» **WHAT THE EXERCISE ASKS**:
Identify all lines of the data containing the string "boltana" and copy them.

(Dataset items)

□ □ □ □ □

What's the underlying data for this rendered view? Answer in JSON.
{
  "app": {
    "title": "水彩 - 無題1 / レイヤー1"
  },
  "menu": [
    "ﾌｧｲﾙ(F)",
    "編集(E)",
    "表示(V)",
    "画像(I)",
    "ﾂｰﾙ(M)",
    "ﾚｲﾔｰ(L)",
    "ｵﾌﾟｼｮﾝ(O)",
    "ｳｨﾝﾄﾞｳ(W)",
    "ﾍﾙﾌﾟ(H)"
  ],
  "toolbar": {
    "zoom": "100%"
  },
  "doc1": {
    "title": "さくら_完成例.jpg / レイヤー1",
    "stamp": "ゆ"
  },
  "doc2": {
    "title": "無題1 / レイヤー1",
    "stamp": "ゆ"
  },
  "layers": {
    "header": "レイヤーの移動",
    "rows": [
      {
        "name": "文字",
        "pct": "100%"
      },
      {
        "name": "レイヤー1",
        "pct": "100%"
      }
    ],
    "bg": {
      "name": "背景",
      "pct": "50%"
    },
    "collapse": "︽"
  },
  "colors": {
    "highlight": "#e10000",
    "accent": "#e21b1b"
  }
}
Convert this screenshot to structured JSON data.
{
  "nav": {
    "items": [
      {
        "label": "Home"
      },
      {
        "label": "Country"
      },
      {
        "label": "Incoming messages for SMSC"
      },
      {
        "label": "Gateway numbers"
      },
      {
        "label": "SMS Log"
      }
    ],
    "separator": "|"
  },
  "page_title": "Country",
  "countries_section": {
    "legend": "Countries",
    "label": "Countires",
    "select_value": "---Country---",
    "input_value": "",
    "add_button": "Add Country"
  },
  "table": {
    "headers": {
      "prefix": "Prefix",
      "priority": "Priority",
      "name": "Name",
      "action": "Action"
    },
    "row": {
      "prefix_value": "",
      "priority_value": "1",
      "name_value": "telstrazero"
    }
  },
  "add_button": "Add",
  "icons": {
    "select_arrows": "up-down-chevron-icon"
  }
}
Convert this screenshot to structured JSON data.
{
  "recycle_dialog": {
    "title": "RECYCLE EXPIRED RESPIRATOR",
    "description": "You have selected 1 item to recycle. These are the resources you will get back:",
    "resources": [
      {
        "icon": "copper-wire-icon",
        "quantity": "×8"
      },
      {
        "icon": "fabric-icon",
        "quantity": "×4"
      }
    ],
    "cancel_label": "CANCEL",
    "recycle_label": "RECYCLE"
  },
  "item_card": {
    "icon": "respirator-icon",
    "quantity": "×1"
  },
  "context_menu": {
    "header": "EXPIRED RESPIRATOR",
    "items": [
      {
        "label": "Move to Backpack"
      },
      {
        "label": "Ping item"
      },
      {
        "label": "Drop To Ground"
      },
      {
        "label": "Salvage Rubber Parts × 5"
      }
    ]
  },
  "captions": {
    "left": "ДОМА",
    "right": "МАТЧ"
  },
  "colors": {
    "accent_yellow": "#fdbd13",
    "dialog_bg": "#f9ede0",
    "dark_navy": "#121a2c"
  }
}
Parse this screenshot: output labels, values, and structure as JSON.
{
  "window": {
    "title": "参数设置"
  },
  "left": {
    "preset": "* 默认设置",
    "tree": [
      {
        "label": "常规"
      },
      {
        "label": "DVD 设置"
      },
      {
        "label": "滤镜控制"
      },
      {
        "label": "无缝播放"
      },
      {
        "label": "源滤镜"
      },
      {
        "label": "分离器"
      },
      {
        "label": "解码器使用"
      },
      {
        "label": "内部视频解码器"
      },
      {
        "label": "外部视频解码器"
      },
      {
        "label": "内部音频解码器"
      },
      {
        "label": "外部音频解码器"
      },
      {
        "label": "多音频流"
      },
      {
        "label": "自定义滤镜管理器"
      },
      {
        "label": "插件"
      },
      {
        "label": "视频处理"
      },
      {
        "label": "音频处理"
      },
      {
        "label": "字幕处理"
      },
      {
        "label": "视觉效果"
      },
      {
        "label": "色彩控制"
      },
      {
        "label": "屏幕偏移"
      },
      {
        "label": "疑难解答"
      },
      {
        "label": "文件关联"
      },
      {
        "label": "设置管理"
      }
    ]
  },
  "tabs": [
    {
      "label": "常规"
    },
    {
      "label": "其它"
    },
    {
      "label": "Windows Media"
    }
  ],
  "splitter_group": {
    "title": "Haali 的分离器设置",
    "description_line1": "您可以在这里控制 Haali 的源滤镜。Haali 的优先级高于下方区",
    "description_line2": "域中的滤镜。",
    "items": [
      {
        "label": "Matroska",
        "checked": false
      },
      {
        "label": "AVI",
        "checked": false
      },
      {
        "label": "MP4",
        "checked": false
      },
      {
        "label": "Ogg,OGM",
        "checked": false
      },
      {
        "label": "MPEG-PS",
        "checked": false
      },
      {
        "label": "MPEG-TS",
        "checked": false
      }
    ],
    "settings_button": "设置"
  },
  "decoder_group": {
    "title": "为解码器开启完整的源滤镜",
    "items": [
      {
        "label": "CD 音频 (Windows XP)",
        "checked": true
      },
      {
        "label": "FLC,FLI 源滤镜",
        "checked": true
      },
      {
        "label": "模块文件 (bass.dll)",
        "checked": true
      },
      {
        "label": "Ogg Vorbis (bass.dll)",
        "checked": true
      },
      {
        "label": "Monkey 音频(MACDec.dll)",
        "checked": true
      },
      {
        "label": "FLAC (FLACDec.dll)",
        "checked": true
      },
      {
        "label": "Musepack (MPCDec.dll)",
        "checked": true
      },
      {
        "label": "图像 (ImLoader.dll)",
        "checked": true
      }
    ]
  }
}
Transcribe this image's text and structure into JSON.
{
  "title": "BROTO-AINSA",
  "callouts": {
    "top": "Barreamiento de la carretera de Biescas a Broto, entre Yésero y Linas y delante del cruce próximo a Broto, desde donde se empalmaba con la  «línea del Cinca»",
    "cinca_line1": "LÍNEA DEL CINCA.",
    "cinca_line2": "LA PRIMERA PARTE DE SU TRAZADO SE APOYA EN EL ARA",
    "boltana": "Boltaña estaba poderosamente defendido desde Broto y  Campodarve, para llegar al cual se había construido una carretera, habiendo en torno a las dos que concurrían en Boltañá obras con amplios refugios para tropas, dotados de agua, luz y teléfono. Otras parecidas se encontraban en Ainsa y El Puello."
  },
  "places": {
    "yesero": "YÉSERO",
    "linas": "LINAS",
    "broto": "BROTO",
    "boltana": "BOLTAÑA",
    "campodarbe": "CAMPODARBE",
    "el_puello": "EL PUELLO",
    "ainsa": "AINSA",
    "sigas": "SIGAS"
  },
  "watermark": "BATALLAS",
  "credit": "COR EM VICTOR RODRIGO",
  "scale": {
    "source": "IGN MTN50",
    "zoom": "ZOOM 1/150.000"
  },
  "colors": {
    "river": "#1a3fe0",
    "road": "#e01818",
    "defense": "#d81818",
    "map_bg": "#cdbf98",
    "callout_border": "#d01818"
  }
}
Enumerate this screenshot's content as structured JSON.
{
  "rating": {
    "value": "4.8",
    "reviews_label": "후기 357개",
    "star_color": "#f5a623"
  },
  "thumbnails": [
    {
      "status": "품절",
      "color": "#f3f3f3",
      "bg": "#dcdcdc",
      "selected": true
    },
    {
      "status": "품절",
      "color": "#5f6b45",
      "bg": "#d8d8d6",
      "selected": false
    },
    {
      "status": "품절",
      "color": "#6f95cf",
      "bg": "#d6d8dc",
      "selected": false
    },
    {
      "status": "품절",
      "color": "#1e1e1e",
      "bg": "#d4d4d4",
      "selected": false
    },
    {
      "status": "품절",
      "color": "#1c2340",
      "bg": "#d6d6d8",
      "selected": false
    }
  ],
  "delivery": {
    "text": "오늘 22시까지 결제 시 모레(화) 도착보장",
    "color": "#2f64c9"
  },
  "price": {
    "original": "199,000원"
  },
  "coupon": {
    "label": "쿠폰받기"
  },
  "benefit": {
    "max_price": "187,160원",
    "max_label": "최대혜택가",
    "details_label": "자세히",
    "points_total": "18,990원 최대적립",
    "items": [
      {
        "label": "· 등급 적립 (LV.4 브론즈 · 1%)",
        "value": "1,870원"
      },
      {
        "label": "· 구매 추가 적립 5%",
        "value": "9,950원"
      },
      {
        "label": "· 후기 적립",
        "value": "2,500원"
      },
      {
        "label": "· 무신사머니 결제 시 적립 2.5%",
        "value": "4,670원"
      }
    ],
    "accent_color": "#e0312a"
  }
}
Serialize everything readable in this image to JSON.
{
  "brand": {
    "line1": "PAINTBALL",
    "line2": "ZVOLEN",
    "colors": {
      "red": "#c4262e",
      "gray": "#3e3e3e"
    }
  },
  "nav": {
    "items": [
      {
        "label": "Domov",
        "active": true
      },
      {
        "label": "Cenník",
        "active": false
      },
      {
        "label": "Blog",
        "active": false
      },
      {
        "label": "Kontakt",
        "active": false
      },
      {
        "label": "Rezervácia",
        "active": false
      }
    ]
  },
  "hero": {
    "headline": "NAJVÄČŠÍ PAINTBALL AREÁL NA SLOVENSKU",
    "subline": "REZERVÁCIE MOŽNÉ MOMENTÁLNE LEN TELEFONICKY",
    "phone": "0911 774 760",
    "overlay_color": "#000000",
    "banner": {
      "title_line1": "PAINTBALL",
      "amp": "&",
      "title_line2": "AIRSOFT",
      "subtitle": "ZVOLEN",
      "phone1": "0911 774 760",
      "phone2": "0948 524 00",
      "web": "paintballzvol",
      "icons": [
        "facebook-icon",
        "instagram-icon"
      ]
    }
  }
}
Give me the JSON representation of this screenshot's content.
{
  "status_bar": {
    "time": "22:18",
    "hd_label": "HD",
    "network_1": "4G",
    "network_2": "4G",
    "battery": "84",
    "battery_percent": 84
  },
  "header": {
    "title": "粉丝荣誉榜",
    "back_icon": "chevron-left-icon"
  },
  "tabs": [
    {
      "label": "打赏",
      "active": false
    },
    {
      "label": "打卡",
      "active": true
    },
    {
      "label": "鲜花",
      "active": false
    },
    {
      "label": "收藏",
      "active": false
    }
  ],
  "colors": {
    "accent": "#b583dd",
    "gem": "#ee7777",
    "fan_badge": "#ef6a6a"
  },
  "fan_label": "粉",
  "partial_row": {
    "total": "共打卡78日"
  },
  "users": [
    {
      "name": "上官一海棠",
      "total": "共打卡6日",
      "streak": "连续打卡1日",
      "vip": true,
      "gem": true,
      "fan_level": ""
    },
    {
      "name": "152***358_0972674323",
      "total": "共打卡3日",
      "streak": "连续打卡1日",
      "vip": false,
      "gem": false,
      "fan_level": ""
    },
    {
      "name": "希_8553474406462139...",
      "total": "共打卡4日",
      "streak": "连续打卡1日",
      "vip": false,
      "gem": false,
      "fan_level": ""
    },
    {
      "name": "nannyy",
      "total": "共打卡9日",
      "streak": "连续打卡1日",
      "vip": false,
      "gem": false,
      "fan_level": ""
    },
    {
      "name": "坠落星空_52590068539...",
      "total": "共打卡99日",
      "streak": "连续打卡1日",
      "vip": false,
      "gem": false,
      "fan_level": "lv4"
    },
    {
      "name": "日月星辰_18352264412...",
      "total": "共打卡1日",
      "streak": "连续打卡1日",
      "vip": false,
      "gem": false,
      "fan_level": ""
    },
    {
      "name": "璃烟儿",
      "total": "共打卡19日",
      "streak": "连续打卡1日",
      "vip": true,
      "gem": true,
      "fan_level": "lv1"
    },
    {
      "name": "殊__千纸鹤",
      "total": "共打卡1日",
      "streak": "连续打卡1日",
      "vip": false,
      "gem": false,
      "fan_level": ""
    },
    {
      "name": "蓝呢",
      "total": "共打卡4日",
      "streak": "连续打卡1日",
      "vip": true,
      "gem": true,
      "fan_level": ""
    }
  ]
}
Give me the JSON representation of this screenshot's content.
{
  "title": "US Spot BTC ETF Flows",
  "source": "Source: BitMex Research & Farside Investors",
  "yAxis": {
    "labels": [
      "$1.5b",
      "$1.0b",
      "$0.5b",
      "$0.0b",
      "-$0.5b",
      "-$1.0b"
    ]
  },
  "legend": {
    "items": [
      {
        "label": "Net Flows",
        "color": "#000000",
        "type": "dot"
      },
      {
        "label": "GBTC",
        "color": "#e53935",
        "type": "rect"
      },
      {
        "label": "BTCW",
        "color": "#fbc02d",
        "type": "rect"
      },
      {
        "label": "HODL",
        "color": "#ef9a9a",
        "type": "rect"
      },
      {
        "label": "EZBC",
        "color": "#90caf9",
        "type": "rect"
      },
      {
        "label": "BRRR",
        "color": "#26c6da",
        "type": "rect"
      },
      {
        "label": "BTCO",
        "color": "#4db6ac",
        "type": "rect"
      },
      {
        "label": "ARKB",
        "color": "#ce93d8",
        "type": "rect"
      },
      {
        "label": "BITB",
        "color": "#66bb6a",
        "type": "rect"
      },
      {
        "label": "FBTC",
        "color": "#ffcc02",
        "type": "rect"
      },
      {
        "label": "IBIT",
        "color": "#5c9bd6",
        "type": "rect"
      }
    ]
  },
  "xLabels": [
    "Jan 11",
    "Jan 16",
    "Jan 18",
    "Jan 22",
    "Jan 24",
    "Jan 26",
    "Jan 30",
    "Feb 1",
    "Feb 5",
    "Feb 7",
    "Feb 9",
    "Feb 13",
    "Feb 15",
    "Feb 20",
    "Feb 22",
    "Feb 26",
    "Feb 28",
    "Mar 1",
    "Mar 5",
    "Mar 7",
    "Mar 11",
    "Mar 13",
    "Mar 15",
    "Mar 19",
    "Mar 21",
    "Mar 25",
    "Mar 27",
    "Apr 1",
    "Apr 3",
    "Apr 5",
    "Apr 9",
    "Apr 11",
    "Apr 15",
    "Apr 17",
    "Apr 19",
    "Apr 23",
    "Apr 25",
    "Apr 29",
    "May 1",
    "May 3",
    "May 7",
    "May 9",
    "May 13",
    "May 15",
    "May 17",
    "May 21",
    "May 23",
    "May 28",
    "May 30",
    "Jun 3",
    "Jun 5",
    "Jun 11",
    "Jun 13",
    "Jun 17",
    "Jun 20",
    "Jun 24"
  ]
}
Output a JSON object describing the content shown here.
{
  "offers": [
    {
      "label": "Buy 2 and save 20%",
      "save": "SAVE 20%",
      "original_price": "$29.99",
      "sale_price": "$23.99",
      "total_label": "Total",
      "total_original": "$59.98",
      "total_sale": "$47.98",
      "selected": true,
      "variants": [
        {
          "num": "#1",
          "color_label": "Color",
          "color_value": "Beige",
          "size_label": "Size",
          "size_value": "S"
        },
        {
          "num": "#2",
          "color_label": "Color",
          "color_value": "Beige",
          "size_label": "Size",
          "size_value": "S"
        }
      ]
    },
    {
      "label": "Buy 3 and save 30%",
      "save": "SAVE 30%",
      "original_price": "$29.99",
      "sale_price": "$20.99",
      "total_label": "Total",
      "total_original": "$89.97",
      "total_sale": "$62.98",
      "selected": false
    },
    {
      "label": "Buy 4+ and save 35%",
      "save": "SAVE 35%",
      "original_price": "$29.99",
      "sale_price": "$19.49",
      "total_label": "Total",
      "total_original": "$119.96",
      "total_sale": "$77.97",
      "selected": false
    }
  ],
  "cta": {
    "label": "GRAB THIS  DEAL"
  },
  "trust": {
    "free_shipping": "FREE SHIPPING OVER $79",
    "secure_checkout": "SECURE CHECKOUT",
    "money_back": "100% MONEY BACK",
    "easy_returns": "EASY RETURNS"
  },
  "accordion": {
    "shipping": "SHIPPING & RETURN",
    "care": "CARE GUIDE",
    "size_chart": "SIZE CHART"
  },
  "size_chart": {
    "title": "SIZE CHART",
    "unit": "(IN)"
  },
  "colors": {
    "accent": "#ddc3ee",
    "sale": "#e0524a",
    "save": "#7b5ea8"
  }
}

□ □ □ □ □

» **CORRECT RESPONSE**:
    "boltana": "Boltaña estaba poderosamente defendido desde Broto y  Campodarve, para llegar al cual se había construido una carretera, habiendo en torno a las dos que concurrían en Boltañá obras con amplios refugios para tropas, dotados de agua, luz y teléfono. Otras parecidas se encontraban en Ainsa y El Puello."
    "boltana": "BOLTAÑA",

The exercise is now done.